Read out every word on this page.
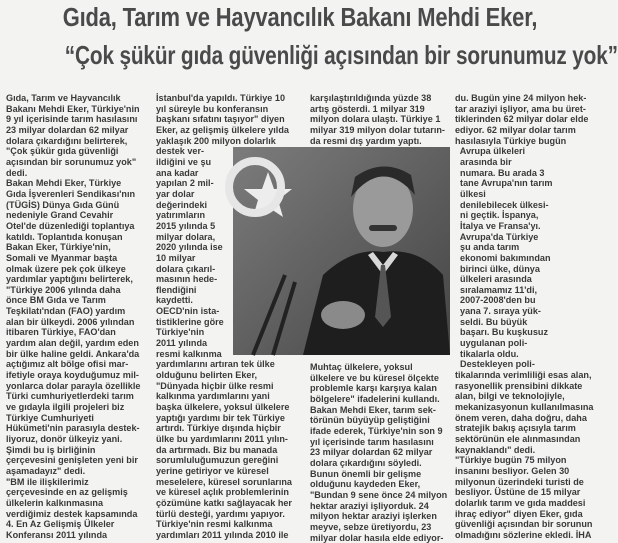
Gıda, Tarım ve Hayvancılık Bakanı Mehdi Eker,
“Çok şükür gıda güvenliği açısından bir sorunumuz yok”
Gıda, Tarım ve Hayvancılık
Bakanı Mehdi Eker, Türkiye'nin
9 yıl içerisinde tarım hasılasını
23 milyar dolardan 62 milyar
dolara çıkardığını belirterek,
"Çok şükür gıda güvenliği
açısından bir sorunumuz yok"
dedi.
Bakan Mehdi Eker, Türkiye
Gıda İşverenleri Sendikası'nın
(TÜGİS) Dünya Gıda Günü
nedeniyle Grand Cevahir
Otel'de düzenlediği toplantıya
katıldı. Toplantıda konuşan
Bakan Eker, Türkiye'nin,
Somali ve Myanmar başta
olmak üzere pek çok ülkeye
yardımlar yaptığını belirterek,
"Türkiye 2006 yılında daha
önce BM Gıda ve Tarım
Teşkilatı'ndan (FAO) yardım
alan bir ülkeydi. 2006 yılından
itibaren Türkiye, FAO'dan
yardım alan değil, yardım eden
bir ülke haline geldi. Ankara'da
açtığımız alt bölge ofisi mar-
ifetiyle oraya koyduğumuz mil-
yonlarca dolar parayla özellikle
Türki cumhuriyetlerdeki tarım
ve gıdayla ilgili projeleri biz
Türkiye Cumhuriyeti
Hükümeti'nin parasıyla destek-
liyoruz, donör ülkeyiz yani.
Şimdi bu iş birliğinin
çerçevesini genişleten yeni bir
aşamadayız" dedi.
"BM ile ilişkilerimiz
çerçevesinde en az gelişmiş
ülkelerin kalkınmasına
verdiğimiz destek kapsamında
4. En Az Gelişmiş Ülkeler
Konferansı 2011 yılında
İstanbul'da yapıldı. Türkiye 10
yıl süreyle bu konferansın
başkanı sıfatını taşıyor" diyen
Eker, az gelişmiş ülkelere yılda
yaklaşık 200 milyon dolarlık
destek ver-
ildiğini ve şu
ana kadar
yapılan 2 mil-
yar dolar
değerindeki
yatırımların
2015 yılında 5
milyar dolara,
2020 yılında ise
10 milyar
dolara çıkarıl-
masının hede-
flendiğini
kaydetti.
OECD'nin ista-
tistiklerine göre
Türkiye'nin
2011 yılında
resmi kalkınma
yardımlarını artıran tek ülke
olduğunu belirten Eker,
"Dünyada hiçbir ülke resmi
kalkınma yardımlarını yani
başka ülkelere, yoksul ülkelere
yaptığı yardımı bir tek Türkiye
artırdı. Türkiye dışında hiçbir
ülke bu yardımlarını 2011 yılın-
da artırmadı. Biz bu manada
sorumluluğumuzun gereğini
yerine getiriyor ve küresel
meselelere, küresel sorunlarına
ve küresel açlık problemlerinin
çözümüne katkı sağlayacak her
türlü desteği, yardımı yapıyor.
Türkiye'nin resmi kalkınma
yardımları 2011 yılında 2010 ile
karşılaştırıldığında yüzde 38
artış gösterdi. 1 milyar 319
milyon dolara ulaştı. Türkiye 1
milyar 319 milyon dolar tutarın-
da resmi dış yardım yaptı.
Muhtaç ülkelere, yoksul
ülkelere ve bu küresel ölçekte
problemle karşı karşıya kalan
bölgelere" ifadelerini kullandı.
Bakan Mehdi Eker, tarım sek-
törünün büyüyüp geliştiğini
ifade ederek, Türkiye'nin son 9
yıl içerisinde tarım hasılasını
23 milyar dolardan 62 milyar
dolara çıkardığını söyledi.
Bunun önemli bir gelişme
olduğunu kaydeden Eker,
"Bundan 9 sene önce 24 milyon
hektar araziyi işliyorduk. 24
milyon hektar araziyi işlerken
meyve, sebze üretiyordu, 23
milyar dolar hasıla elde ediyor-
du. Bugün yine 24 milyon hek-
tar araziyi işliyor, ama bu üret-
tiklerinden 62 milyar dolar elde
ediyor. 62 milyar dolar tarım
hasılasıyla Türkiye bugün
Avrupa ülkeleri
arasında bir
numara. Bu arada 3
tane Avrupa'nın tarım
ülkesi
denilebilecek ülkesi-
ni geçtik. İspanya,
İtalya ve Fransa'yı.
Avrupa'da Türkiye
şu anda tarım
ekonomi bakımından
birinci ülke, dünya
ülkeleri arasında
sıralamamız 11'di,
2007-2008'den bu
yana 7. sıraya yük-
seldi. Bu büyük
başarı. Bu kuşkusuz
uygulanan poli-
tikalarla oldu.
Destekleyen poli-
tikalarında verimliliği esas alan,
rasyonellik prensibini dikkate
alan, bilgi ve teknolojiyle,
mekanizasyonun kullanılmasına
önem veren, daha doğru, daha
stratejik bakış açısıyla tarım
sektörünün ele alınmasından
kaynaklandı" dedi.
"Türkiye bugün 75 milyon
insanını besliyor. Gelen 30
milyonun üzerindeki turisti de
besliyor. Üstüne de 15 milyar
dolarlık tarım ve gıda maddesi
ihraç ediyor" diyen Eker, gıda
güvenliği açısından bir sorunun
olmadığını sözlerine ekledi. İHA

WHAT IS BEING ASKED – Copy each line of the records that contains the word "daha".

ANSWER TO THE TASK –
"Türkiye 2006 yılında daha
önem veren, daha doğru, daha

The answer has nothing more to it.